§ What you will do: Would you write out the listing verbatim and skip every picture in it?

** START OF Input records **

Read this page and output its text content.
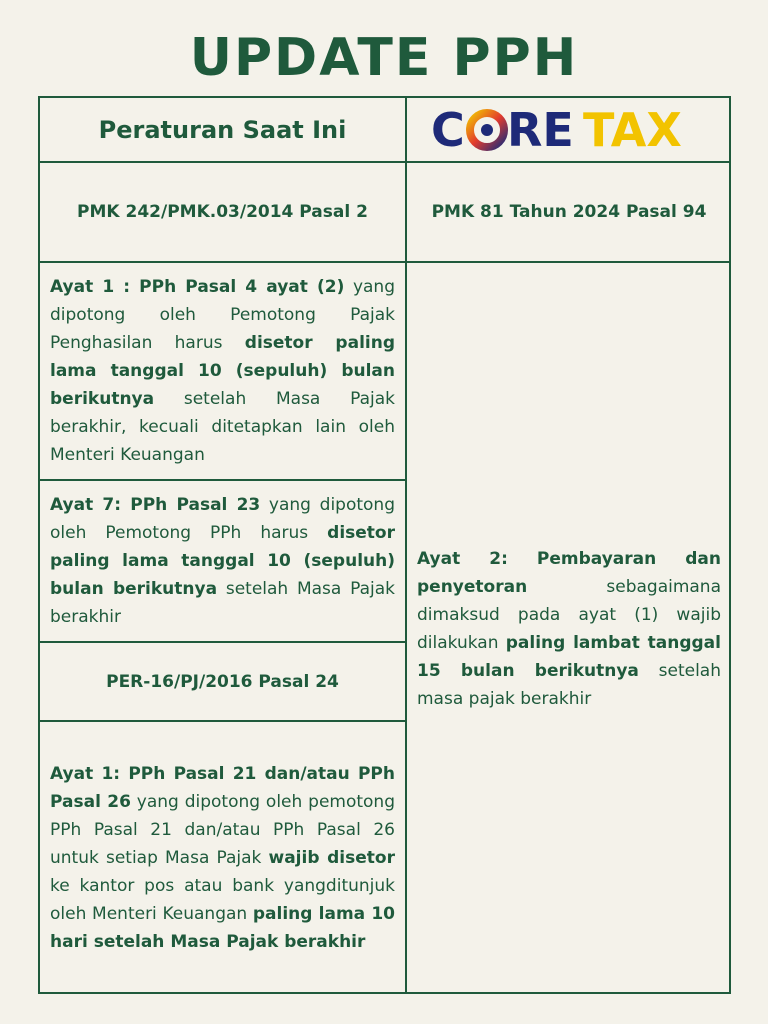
UPDATE PPH
Peraturan Saat Ini C RE TAX
PMK 242/PMK.03/2014 Pasal 2	PMK 81 Tahun 2024 Pasal 94

Ayat 1 : PPh Pasal 4 ayat (2) yang dipotong oleh Pemotong Pajak Penghasilan harus disetor paling lama tanggal 10 (sepuluh) bulan berikutnya setelah Masa Pajak berakhir, kecuali ditetapkan lain oleh Menteri Keuangan

Ayat 7: PPh Pasal 23 yang dipotong oleh Pemotong PPh harus disetor paling lama tanggal 10 (sepuluh) bulan berikutnya setelah Masa Pajak berakhir

PER-16/PJ/2016 Pasal 24

Ayat 1: PPh Pasal 21 dan/atau PPh Pasal 26 yang dipotong oleh pemotong PPh Pasal 21 dan/atau PPh Pasal 26 untuk setiap Masa Pajak wajib disetor ke kantor pos atau bank yangditunjuk oleh Menteri Keuangan paling lama 10 hari setelah Masa Pajak berakhir

Ayat 2: Pembayaran dan penyetoran sebagaimana dimaksud pada ayat (1) wajib dilakukan paling lambat tanggal 15 bulan berikutnya setelah masa pajak berakhir
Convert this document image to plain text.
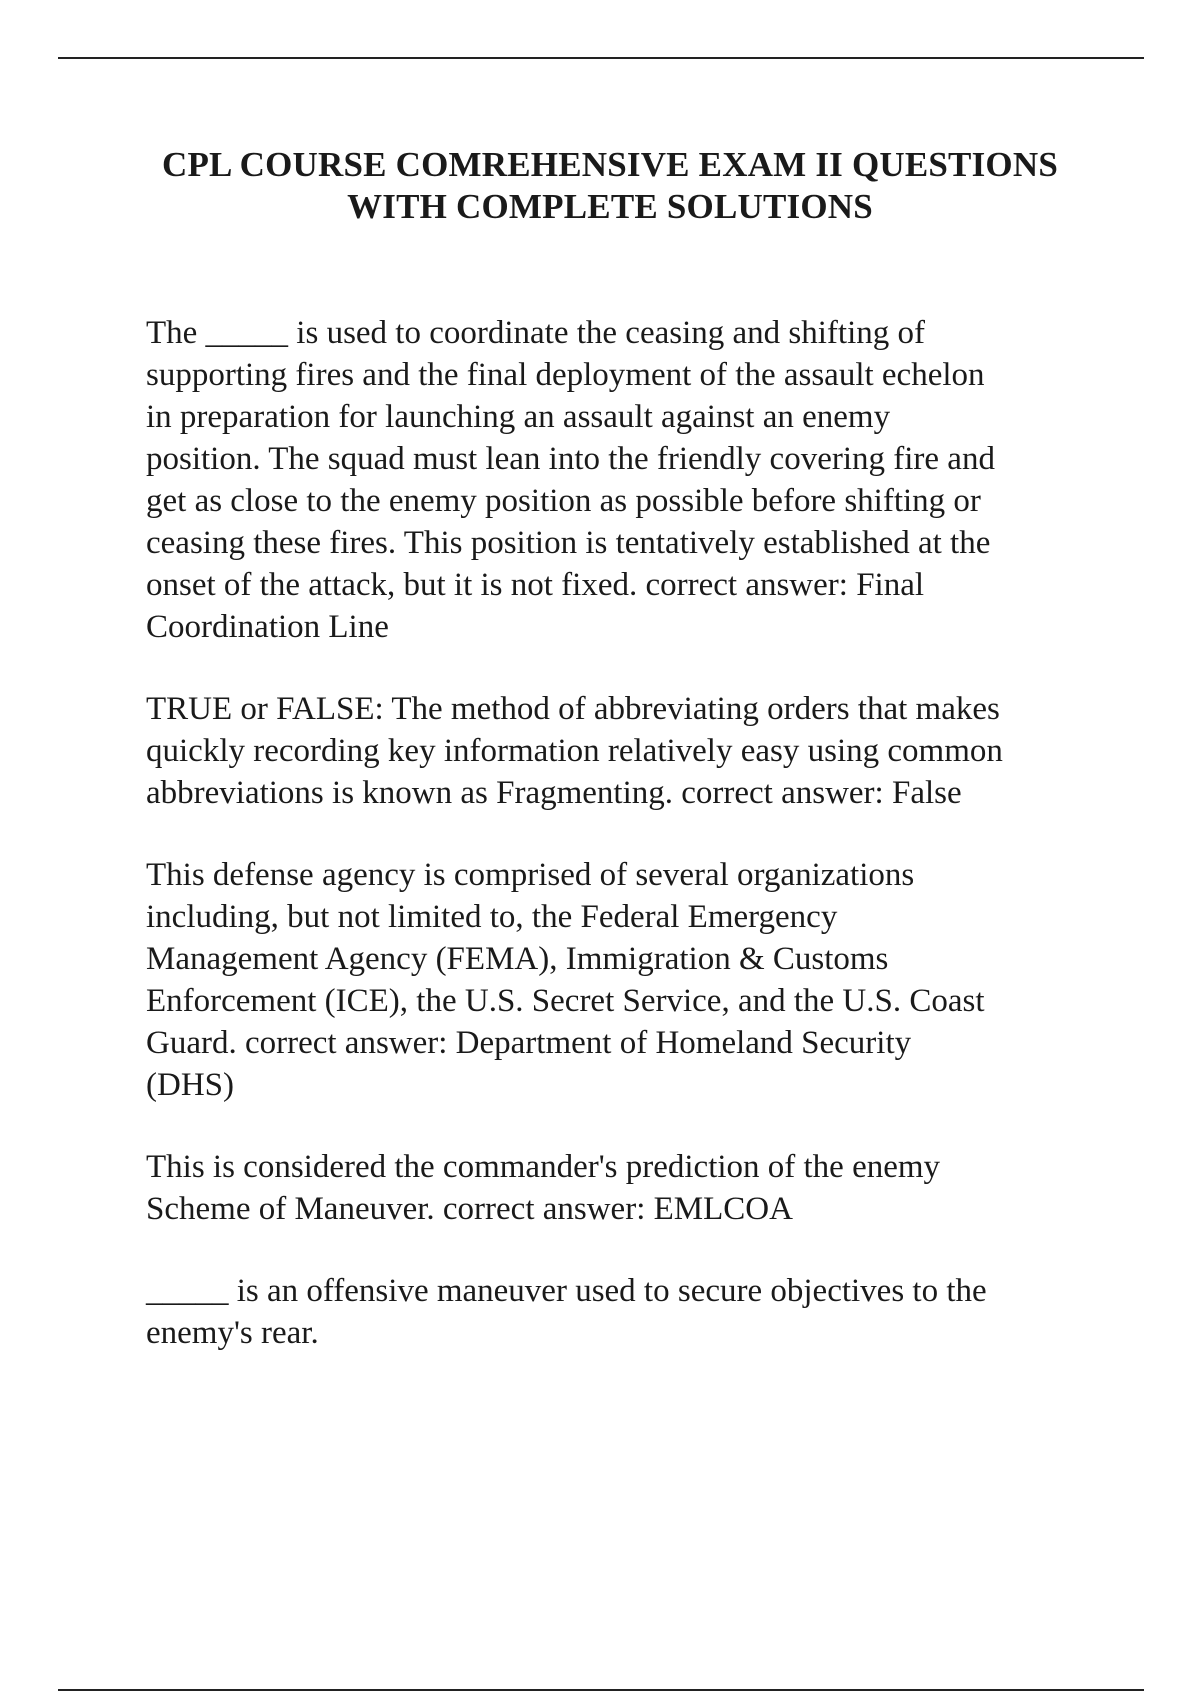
CPL COURSE COMREHENSIVE EXAM II QUESTIONS
WITH COMPLETE SOLUTIONS
The _____ is used to coordinate the ceasing and shifting of
supporting fires and the final deployment of the assault echelon
in preparation for launching an assault against an enemy
position. The squad must lean into the friendly covering fire and
get as close to the enemy position as possible before shifting or
ceasing these fires. This position is tentatively established at the
onset of the attack, but it is not fixed. correct answer: Final
Coordination Line
TRUE or FALSE: The method of abbreviating orders that makes
quickly recording key information relatively easy using common
abbreviations is known as Fragmenting. correct answer: False
This defense agency is comprised of several organizations
including, but not limited to, the Federal Emergency
Management Agency (FEMA), Immigration & Customs
Enforcement (ICE), the U.S. Secret Service, and the U.S. Coast
Guard. correct answer: Department of Homeland Security
(DHS)
This is considered the commander's prediction of the enemy
Scheme of Maneuver. correct answer: EMLCOA
_____ is an offensive maneuver used to secure objectives to the
enemy's rear.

** END OF Input records **

§ Solution for this problem:
Read this page and output its text content.
UPDATE PPH
Peraturan Saat Ini C RE TAX
PMK 242/PMK.03/2014 Pasal 2	PMK 81 Tahun 2024 Pasal 94

Ayat 1 : PPh Pasal 4 ayat (2) yang dipotong oleh Pemotong Pajak Penghasilan harus disetor paling lama tanggal 10 (sepuluh) bulan berikutnya setelah Masa Pajak berakhir, kecuali ditetapkan lain oleh Menteri Keuangan

Ayat 7: PPh Pasal 23 yang dipotong oleh Pemotong PPh harus disetor paling lama tanggal 10 (sepuluh) bulan berikutnya setelah Masa Pajak berakhir

PER-16/PJ/2016 Pasal 24

Ayat 1: PPh Pasal 21 dan/atau PPh Pasal 26 yang dipotong oleh pemotong PPh Pasal 21 dan/atau PPh Pasal 26 untuk setiap Masa Pajak wajib disetor ke kantor pos atau bank yangditunjuk oleh Menteri Keuangan paling lama 10 hari setelah Masa Pajak berakhir

Ayat 2: Pembayaran dan penyetoran sebagaimana dimaksud pada ayat (1) wajib dilakukan paling lambat tanggal 15 bulan berikutnya setelah masa pajak berakhir
Convert this document image to plain text.
CPL COURSE COMREHENSIVE EXAM II QUESTIONS
WITH COMPLETE SOLUTIONS
The _____ is used to coordinate the ceasing and shifting of
supporting fires and the final deployment of the assault echelon
in preparation for launching an assault against an enemy
position. The squad must lean into the friendly covering fire and
get as close to the enemy position as possible before shifting or
ceasing these fires. This position is tentatively established at the
onset of the attack, but it is not fixed. correct answer: Final
Coordination Line
TRUE or FALSE: The method of abbreviating orders that makes
quickly recording key information relatively easy using common
abbreviations is known as Fragmenting. correct answer: False
This defense agency is comprised of several organizations
including, but not limited to, the Federal Emergency
Management Agency (FEMA), Immigration & Customs
Enforcement (ICE), the U.S. Secret Service, and the U.S. Coast
Guard. correct answer: Department of Homeland Security
(DHS)
This is considered the commander's prediction of the enemy
Scheme of Maneuver. correct answer: EMLCOA
_____ is an offensive maneuver used to secure objectives to the
enemy's rear.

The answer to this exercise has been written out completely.